▶ The request
Rewrite all of the lines below, replacing "along with" with "together with" and keeping everything else the same. Leave out the pictures.
--- START Records shown ---
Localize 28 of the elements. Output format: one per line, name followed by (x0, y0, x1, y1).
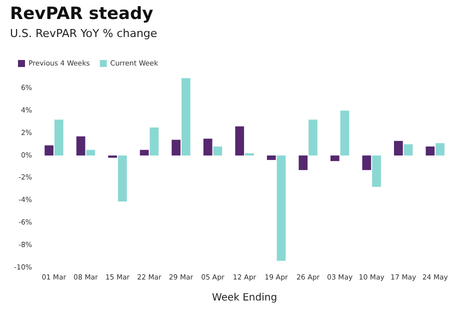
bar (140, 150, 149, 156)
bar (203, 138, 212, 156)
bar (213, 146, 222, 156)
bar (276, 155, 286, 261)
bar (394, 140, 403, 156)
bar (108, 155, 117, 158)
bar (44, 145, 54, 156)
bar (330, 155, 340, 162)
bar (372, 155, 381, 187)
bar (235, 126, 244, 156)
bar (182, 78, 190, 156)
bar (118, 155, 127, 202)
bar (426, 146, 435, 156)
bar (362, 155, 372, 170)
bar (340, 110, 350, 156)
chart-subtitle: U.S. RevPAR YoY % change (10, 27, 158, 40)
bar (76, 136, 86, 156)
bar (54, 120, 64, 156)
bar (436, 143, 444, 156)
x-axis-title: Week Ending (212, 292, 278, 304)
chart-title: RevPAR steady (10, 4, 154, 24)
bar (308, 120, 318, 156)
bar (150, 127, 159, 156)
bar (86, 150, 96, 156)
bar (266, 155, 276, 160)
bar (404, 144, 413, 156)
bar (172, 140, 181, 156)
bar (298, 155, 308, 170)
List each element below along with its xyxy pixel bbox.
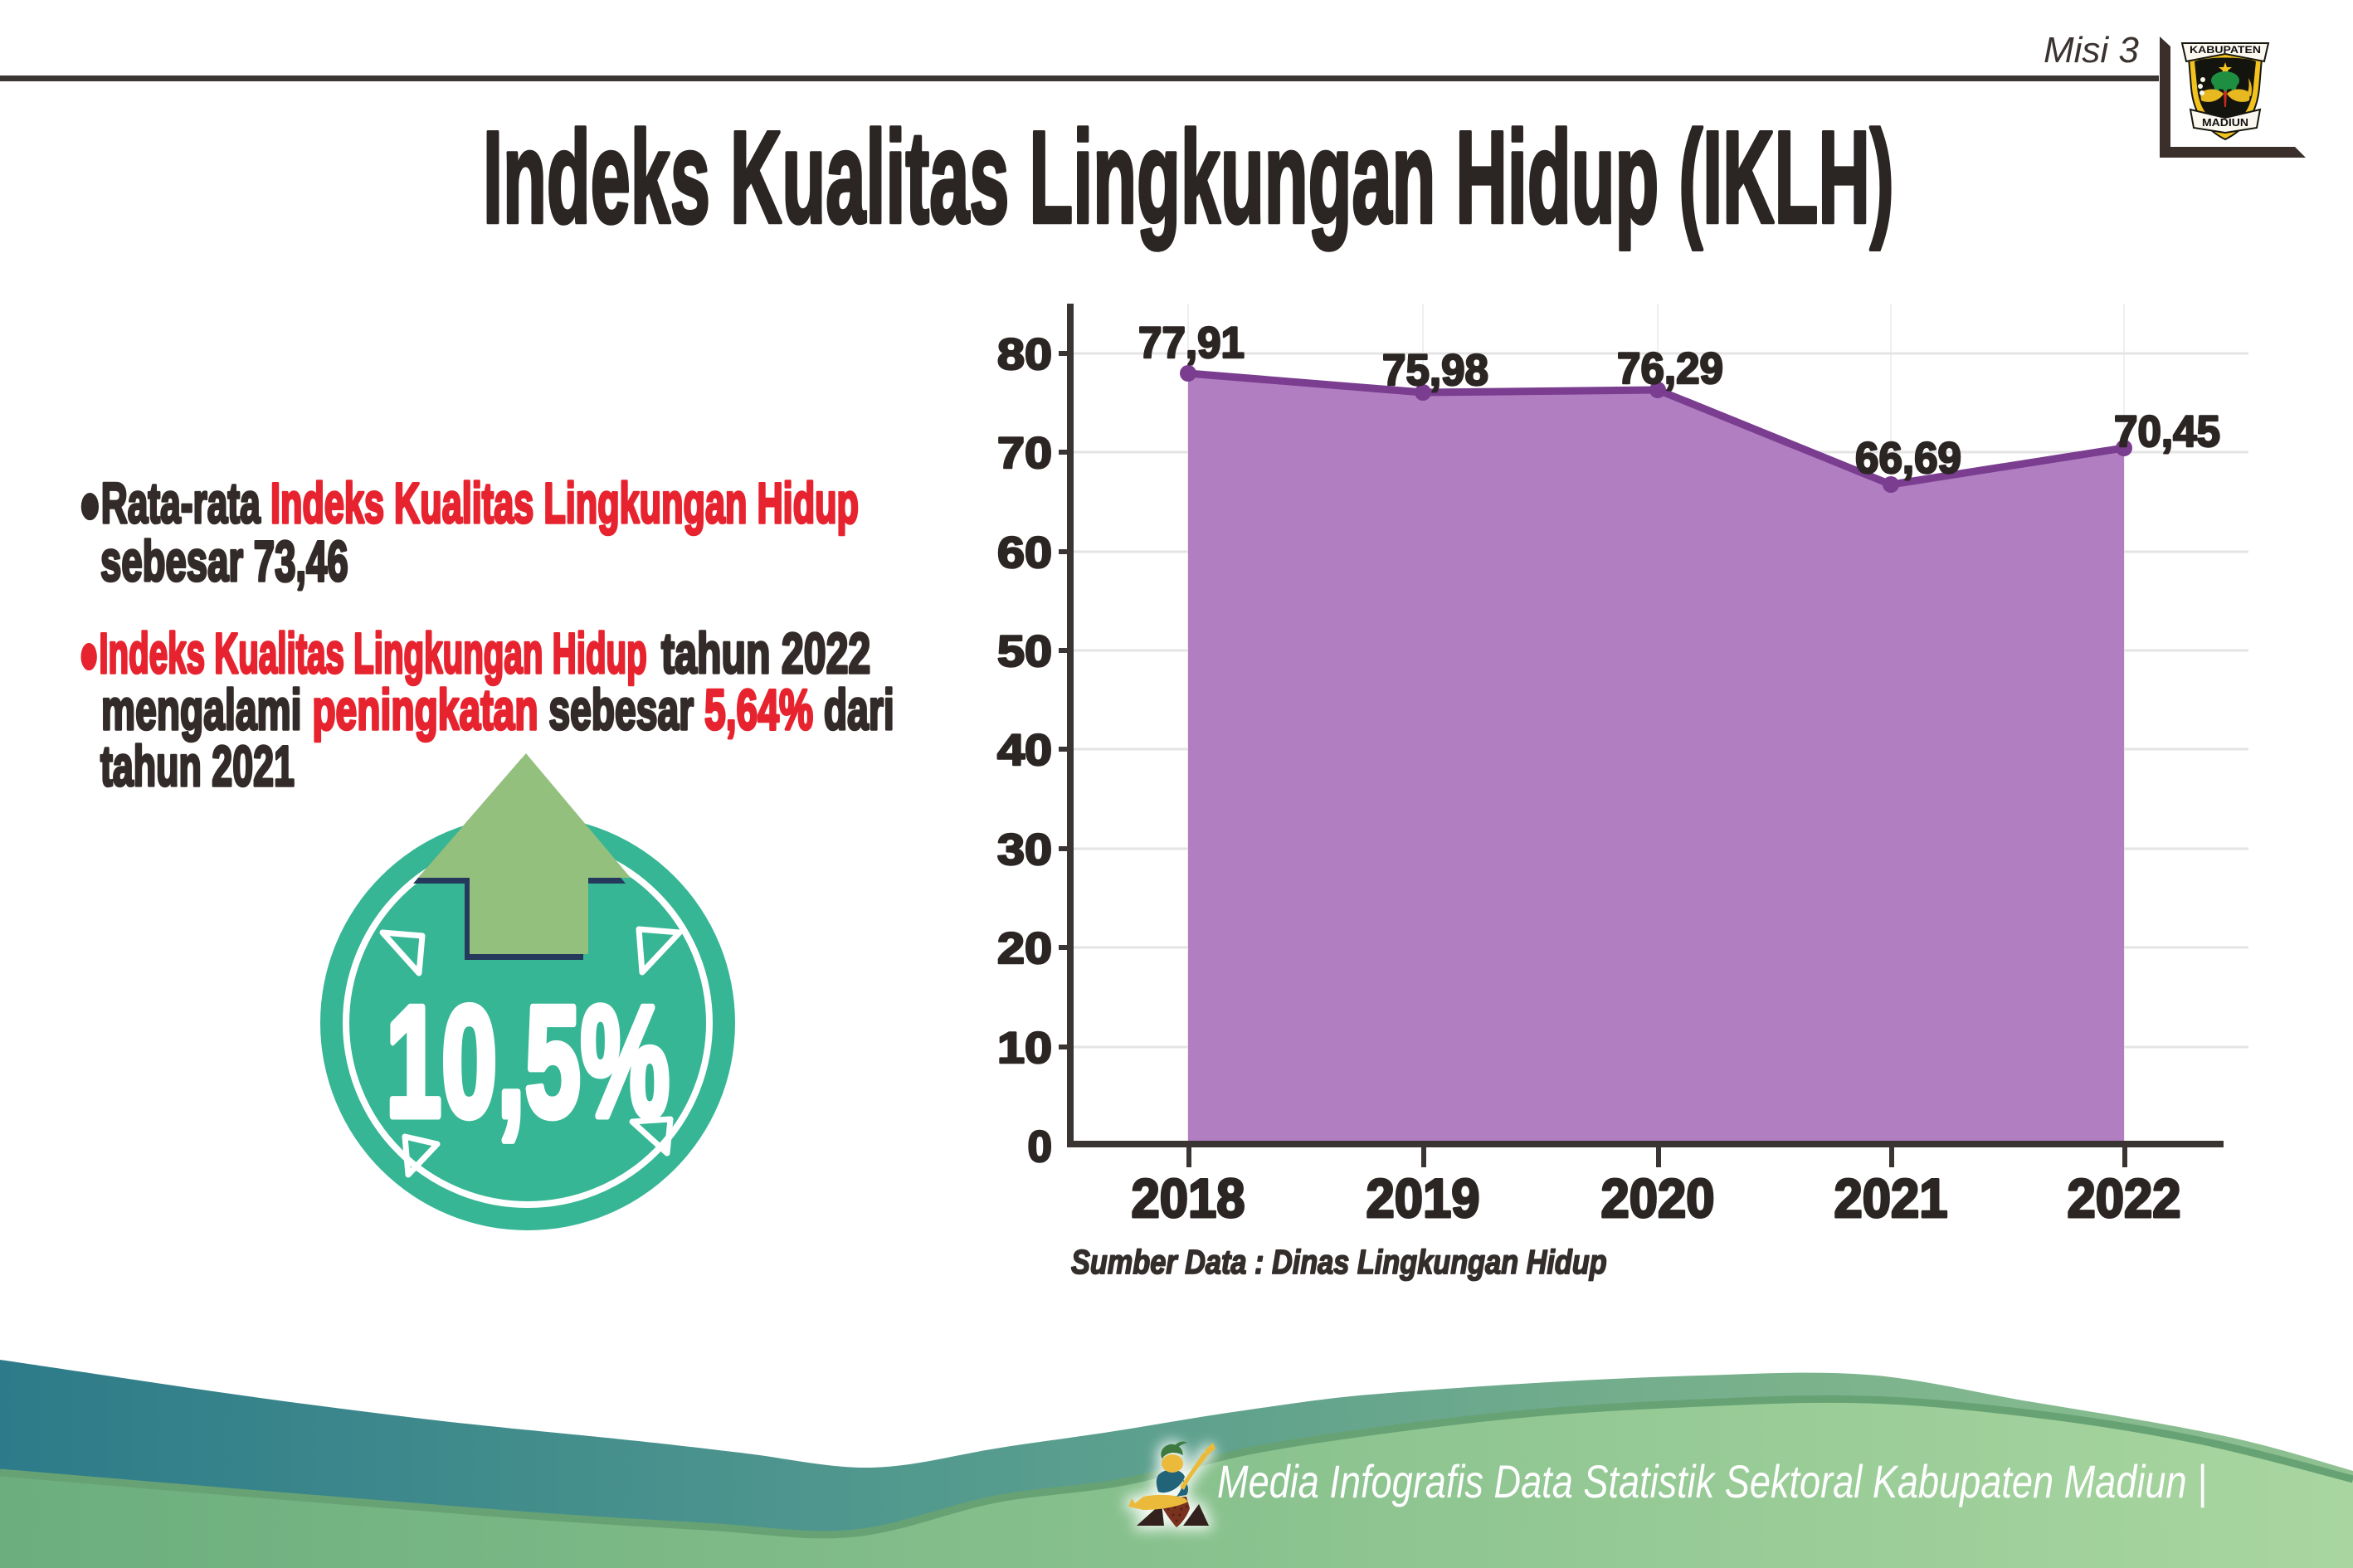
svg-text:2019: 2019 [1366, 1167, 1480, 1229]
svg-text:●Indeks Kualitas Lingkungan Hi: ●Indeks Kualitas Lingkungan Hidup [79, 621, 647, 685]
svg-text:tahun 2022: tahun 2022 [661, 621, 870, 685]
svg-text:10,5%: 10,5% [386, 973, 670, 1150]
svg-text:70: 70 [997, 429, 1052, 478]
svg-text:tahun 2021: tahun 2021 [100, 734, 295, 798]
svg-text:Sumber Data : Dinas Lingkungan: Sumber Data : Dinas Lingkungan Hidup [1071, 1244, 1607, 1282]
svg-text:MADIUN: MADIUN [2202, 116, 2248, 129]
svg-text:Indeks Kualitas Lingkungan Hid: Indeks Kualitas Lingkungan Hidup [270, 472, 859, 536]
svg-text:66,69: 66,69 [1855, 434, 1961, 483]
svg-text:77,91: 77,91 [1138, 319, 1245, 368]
--- END Records shown ---
▶ Result of the exercise
Localize 28 of the elements. Output format: one per line, name followed by (x0, y0, x1, y1).
bar (140, 150, 149, 156)
bar (203, 138, 212, 156)
bar (213, 146, 222, 156)
bar (276, 155, 286, 261)
bar (394, 140, 403, 156)
bar (108, 155, 117, 158)
bar (44, 145, 54, 156)
bar (330, 155, 340, 162)
bar (372, 155, 381, 187)
bar (235, 126, 244, 156)
bar (182, 78, 190, 156)
bar (118, 155, 127, 202)
bar (426, 146, 435, 156)
bar (362, 155, 372, 170)
bar (340, 110, 350, 156)
chart-subtitle: U.S. RevPAR YoY % change (10, 27, 158, 40)
bar (76, 136, 86, 156)
bar (54, 120, 64, 156)
bar (436, 143, 444, 156)
x-axis-title: Week Ending (212, 292, 278, 304)
chart-title: RevPAR steady (10, 4, 154, 24)
bar (308, 120, 318, 156)
bar (150, 127, 159, 156)
bar (86, 150, 96, 156)
bar (266, 155, 276, 160)
bar (404, 144, 413, 156)
bar (172, 140, 181, 156)
bar (298, 155, 308, 170)
List each element below together with its xyxy pixel bbox.
svg-text:2019: 2019 [1366, 1167, 1480, 1229]
svg-text:●Indeks Kualitas Lingkungan Hi: ●Indeks Kualitas Lingkungan Hidup [79, 621, 647, 685]
svg-text:tahun 2022: tahun 2022 [661, 621, 870, 685]
svg-text:10,5%: 10,5% [386, 973, 670, 1150]
svg-text:70: 70 [997, 429, 1052, 478]
svg-text:tahun 2021: tahun 2021 [100, 734, 295, 798]
svg-text:Sumber Data : Dinas Lingkungan: Sumber Data : Dinas Lingkungan Hidup [1071, 1244, 1607, 1282]
svg-text:MADIUN: MADIUN [2202, 116, 2248, 129]
svg-text:Indeks Kualitas Lingkungan Hid: Indeks Kualitas Lingkungan Hidup [270, 472, 859, 536]
svg-text:66,69: 66,69 [1855, 434, 1961, 483]
svg-text:77,91: 77,91 [1138, 319, 1245, 368]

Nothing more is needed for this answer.